Task directions – Identify all lines below that hold "title" and collect them.
◆ ◆ ◆ ◆ ◆
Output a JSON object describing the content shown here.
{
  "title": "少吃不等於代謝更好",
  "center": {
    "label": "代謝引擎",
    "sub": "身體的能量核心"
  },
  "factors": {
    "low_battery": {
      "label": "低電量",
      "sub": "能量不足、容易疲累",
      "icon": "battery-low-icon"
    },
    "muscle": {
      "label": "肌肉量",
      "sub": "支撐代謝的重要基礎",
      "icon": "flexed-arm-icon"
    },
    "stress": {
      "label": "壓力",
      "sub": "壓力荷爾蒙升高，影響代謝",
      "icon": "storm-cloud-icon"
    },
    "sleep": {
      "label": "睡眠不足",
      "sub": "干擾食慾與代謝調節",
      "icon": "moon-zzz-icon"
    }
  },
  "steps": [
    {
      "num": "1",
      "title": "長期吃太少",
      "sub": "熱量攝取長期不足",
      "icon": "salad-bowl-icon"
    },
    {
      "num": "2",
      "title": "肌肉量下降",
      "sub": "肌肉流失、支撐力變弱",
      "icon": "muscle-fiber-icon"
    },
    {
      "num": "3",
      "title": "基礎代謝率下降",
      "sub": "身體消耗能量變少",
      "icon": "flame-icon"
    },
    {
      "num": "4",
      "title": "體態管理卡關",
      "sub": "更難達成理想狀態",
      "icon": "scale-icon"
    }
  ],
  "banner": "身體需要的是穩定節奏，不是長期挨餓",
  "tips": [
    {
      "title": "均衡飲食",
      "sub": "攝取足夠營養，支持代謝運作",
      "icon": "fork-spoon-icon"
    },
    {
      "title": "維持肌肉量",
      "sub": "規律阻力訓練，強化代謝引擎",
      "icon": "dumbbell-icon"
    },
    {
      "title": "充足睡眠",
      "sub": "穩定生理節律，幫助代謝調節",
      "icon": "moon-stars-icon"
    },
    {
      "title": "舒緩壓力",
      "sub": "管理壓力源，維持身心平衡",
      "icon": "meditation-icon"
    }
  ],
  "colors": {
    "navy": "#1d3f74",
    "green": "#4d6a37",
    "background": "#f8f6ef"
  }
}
◆ ◆ ◆ ◆ ◆
Task output –
  "title": "少吃不等於代謝更好",
      "title": "長期吃太少",
      "title": "肌肉量下降",
      "title": "基礎代謝率下降",
      "title": "體態管理卡關",
      "title": "均衡飲食",
      "title": "維持肌肉量",
      "title": "充足睡眠",
      "title": "舒緩壓力",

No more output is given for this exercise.